● **Data records**:

==================================================

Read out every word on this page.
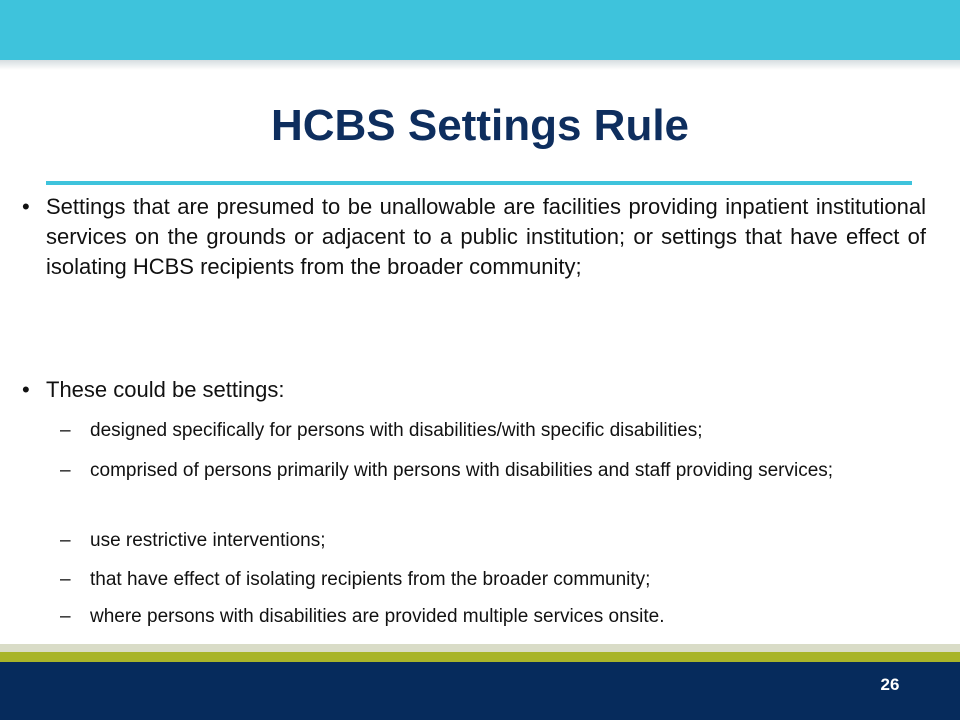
HCBS Settings Rule
• Settings that are presumed to be unallowable are facilities providing inpatient institutional services on the grounds or adjacent to a public institution; or settings that have effect of isolating HCBS recipients from the broader community;
• These could be settings:
– designed specifically for persons with disabilities/with specific disabilities;
– comprised of persons primarily with persons with disabilities and staff providing services;
– use restrictive interventions;
– that have effect of isolating recipients from the broader community;
– where persons with disabilities are provided multiple services onsite.
26
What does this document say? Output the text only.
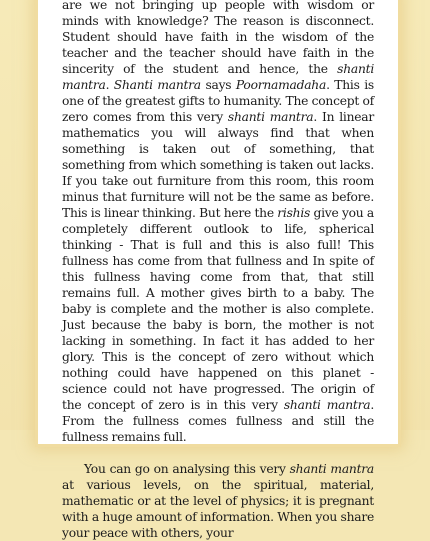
are we not bringing up people with wisdom or minds with knowledge? The reason is disconnect. Student should have faith in the wisdom of the teacher and the teacher should have faith in the sincerity of the student and hence, the shanti mantra. Shanti mantra says Poornamadaha. This is one of the greatest gifts to humanity. The concept of zero comes from this very shanti mantra. In linear mathematics you will always find that when something is taken out of something, that something from which something is taken out lacks. If you take out furniture from this room, this room minus that furniture will not be the same as before. This is linear thinking. But here the rishis give you a completely different outlook to life, spherical thinking - That is full and this is also full! This fullness has come from that fullness and In spite of this fullness having come from that, that still remains full. A mother gives birth to a baby. The baby is complete and the mother is also complete. Just because the baby is born, the mother is not lacking in something. In fact it has added to her glory. This is the concept of zero without which nothing could have happened on this planet - science could not have progressed. The origin of the concept of zero is in this very shanti mantra. From the fullness comes fullness and still the fullness remains full.

You can go on analysing this very shanti mantra at various levels, on the spiritual, material, mathematic or at the level of physics; it is pregnant with a huge amount of information. When you share your peace with others, your
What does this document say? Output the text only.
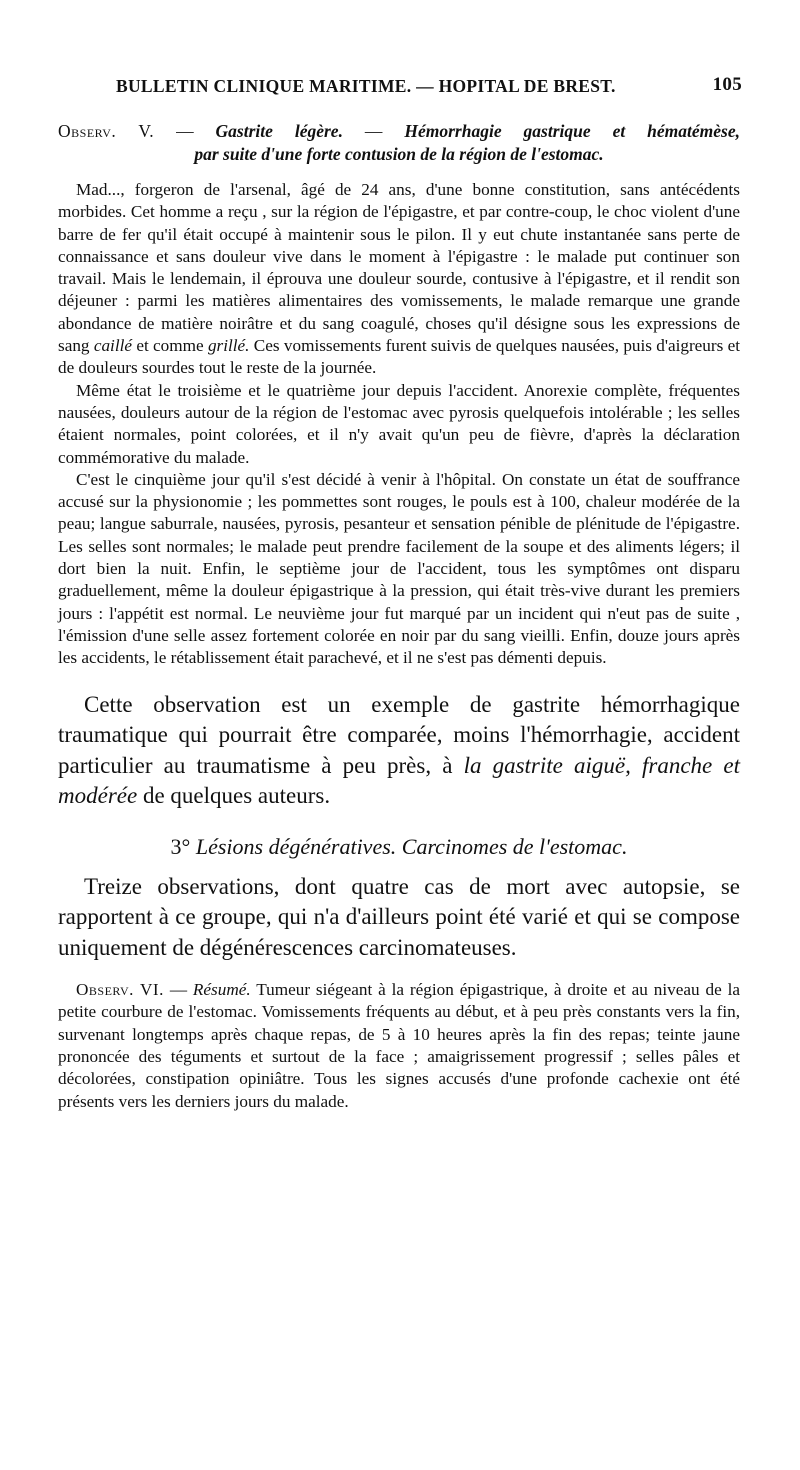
BULLETIN CLINIQUE MARITIME. — HOPITAL DE BREST.	105
Observ. V. — Gastrite légère. — Hémorrhagie gastrique et hématémèse,
par suite d'une forte contusion de la région de l'estomac.

Mad..., forgeron de l'arsenal, âgé de 24 ans, d'une bonne constitution, sans antécédents morbides. Cet homme a reçu , sur la région de l'épigastre, et par contre-coup, le choc violent d'une barre de fer qu'il était occupé à maintenir sous le pilon. Il y eut chute instantanée sans perte de connaissance et sans douleur vive dans le moment à l'épigastre : le malade put continuer son travail. Mais le lendemain, il éprouva une douleur sourde, contusive à l'épigastre, et il rendit son déjeuner : parmi les matières alimentaires des vomissements, le malade remarque une grande abondance de matière noirâtre et du sang coagulé, choses qu'il désigne sous les expressions de sang caillé et comme grillé. Ces vomissements furent suivis de quelques nausées, puis d'aigreurs et de douleurs sourdes tout le reste de la journée.

Même état le troisième et le quatrième jour depuis l'accident. Anorexie complète, fréquentes nausées, douleurs autour de la région de l'estomac avec pyrosis quelquefois intolérable ; les selles étaient normales, point colorées, et il n'y avait qu'un peu de fièvre, d'après la déclaration commémorative du malade.

C'est le cinquième jour qu'il s'est décidé à venir à l'hôpital. On constate un état de souffrance accusé sur la physionomie ; les pommettes sont rouges, le pouls est à 100, chaleur modérée de la peau; langue saburrale, nausées, pyrosis, pesanteur et sensation pénible de plénitude de l'épigastre. Les selles sont normales; le malade peut prendre facilement de la soupe et des aliments légers; il dort bien la nuit. Enfin, le septième jour de l'accident, tous les symptômes ont disparu graduellement, même la douleur épigastrique à la pression, qui était très-vive durant les premiers jours : l'appétit est normal. Le neuvième jour fut marqué par un incident qui n'eut pas de suite , l'émission d'une selle assez fortement colorée en noir par du sang vieilli. Enfin, douze jours après les accidents, le rétablissement était parachevé, et il ne s'est pas démenti depuis.

Cette observation est un exemple de gastrite hémorrhagique traumatique qui pourrait être comparée, moins l'hémorrhagie, accident particulier au traumatisme à peu près, à la gastrite aiguë, franche et modérée de quelques auteurs.

3° Lésions dégénératives. Carcinomes de l'estomac.

Treize observations, dont quatre cas de mort avec autopsie, se rapportent à ce groupe, qui n'a d'ailleurs point été varié et qui se compose uniquement de dégénérescences carcinomateuses.

Observ. VI. — Résumé. Tumeur siégeant à la région épigastrique, à droite et au niveau de la petite courbure de l'estomac. Vomissements fréquents au début, et à peu près constants vers la fin, survenant longtemps après chaque repas, de 5 à 10 heures après la fin des repas; teinte jaune prononcée des téguments et surtout de la face ; amaigrissement progressif ; selles pâles et décolorées, constipation opiniâtre. Tous les signes accusés d'une profonde cachexie ont été présents vers les derniers jours du malade.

==================================================

Reproduce each line of the records exactly, and omit every picture.

● **Finished task**:
Read out every word on this page.
HCBS Settings Rule
• Settings that are presumed to be unallowable are facilities providing inpatient institutional services on the grounds or adjacent to a public institution; or settings that have effect of isolating HCBS recipients from the broader community;
• These could be settings:
– designed specifically for persons with disabilities/with specific disabilities;
– comprised of persons primarily with persons with disabilities and staff providing services;
– use restrictive interventions;
– that have effect of isolating recipients from the broader community;
– where persons with disabilities are provided multiple services onsite.
26
What does this document say? Output the text only.
are we not bringing up people with wisdom or minds with knowledge? The reason is disconnect. Student should have faith in the wisdom of the teacher and the teacher should have faith in the sincerity of the student and hence, the shanti mantra. Shanti mantra says Poornamadaha. This is one of the greatest gifts to humanity. The concept of zero comes from this very shanti mantra. In linear mathematics you will always find that when something is taken out of something, that something from which something is taken out lacks. If you take out furniture from this room, this room minus that furniture will not be the same as before. This is linear thinking. But here the rishis give you a completely different outlook to life, spherical thinking - That is full and this is also full! This fullness has come from that fullness and In spite of this fullness having come from that, that still remains full. A mother gives birth to a baby. The baby is complete and the mother is also complete. Just because the baby is born, the mother is not lacking in something. In fact it has added to her glory. This is the concept of zero without which nothing could have happened on this planet - science could not have progressed. The origin of the concept of zero is in this very shanti mantra. From the fullness comes fullness and still the fullness remains full.

You can go on analysing this very shanti mantra at various levels, on the spiritual, material, mathematic or at the level of physics; it is pregnant with a huge amount of information. When you share your peace with others, your
What does this document say? Output the text only.
BULLETIN CLINIQUE MARITIME. — HOPITAL DE BREST.	105
Observ. V. — Gastrite légère. — Hémorrhagie gastrique et hématémèse,
par suite d'une forte contusion de la région de l'estomac.

Mad..., forgeron de l'arsenal, âgé de 24 ans, d'une bonne constitution, sans antécédents morbides. Cet homme a reçu , sur la région de l'épigastre, et par contre-coup, le choc violent d'une barre de fer qu'il était occupé à maintenir sous le pilon. Il y eut chute instantanée sans perte de connaissance et sans douleur vive dans le moment à l'épigastre : le malade put continuer son travail. Mais le lendemain, il éprouva une douleur sourde, contusive à l'épigastre, et il rendit son déjeuner : parmi les matières alimentaires des vomissements, le malade remarque une grande abondance de matière noirâtre et du sang coagulé, choses qu'il désigne sous les expressions de sang caillé et comme grillé. Ces vomissements furent suivis de quelques nausées, puis d'aigreurs et de douleurs sourdes tout le reste de la journée.

Même état le troisième et le quatrième jour depuis l'accident. Anorexie complète, fréquentes nausées, douleurs autour de la région de l'estomac avec pyrosis quelquefois intolérable ; les selles étaient normales, point colorées, et il n'y avait qu'un peu de fièvre, d'après la déclaration commémorative du malade.

C'est le cinquième jour qu'il s'est décidé à venir à l'hôpital. On constate un état de souffrance accusé sur la physionomie ; les pommettes sont rouges, le pouls est à 100, chaleur modérée de la peau; langue saburrale, nausées, pyrosis, pesanteur et sensation pénible de plénitude de l'épigastre. Les selles sont normales; le malade peut prendre facilement de la soupe et des aliments légers; il dort bien la nuit. Enfin, le septième jour de l'accident, tous les symptômes ont disparu graduellement, même la douleur épigastrique à la pression, qui était très-vive durant les premiers jours : l'appétit est normal. Le neuvième jour fut marqué par un incident qui n'eut pas de suite , l'émission d'une selle assez fortement colorée en noir par du sang vieilli. Enfin, douze jours après les accidents, le rétablissement était parachevé, et il ne s'est pas démenti depuis.

Cette observation est un exemple de gastrite hémorrhagique traumatique qui pourrait être comparée, moins l'hémorrhagie, accident particulier au traumatisme à peu près, à la gastrite aiguë, franche et modérée de quelques auteurs.

3° Lésions dégénératives. Carcinomes de l'estomac.

Treize observations, dont quatre cas de mort avec autopsie, se rapportent à ce groupe, qui n'a d'ailleurs point été varié et qui se compose uniquement de dégénérescences carcinomateuses.

Observ. VI. — Résumé. Tumeur siégeant à la région épigastrique, à droite et au niveau de la petite courbure de l'estomac. Vomissements fréquents au début, et à peu près constants vers la fin, survenant longtemps après chaque repas, de 5 à 10 heures après la fin des repas; teinte jaune prononcée des téguments et surtout de la face ; amaigrissement progressif ; selles pâles et décolorées, constipation opiniâtre. Tous les signes accusés d'une profonde cachexie ont été présents vers les derniers jours du malade.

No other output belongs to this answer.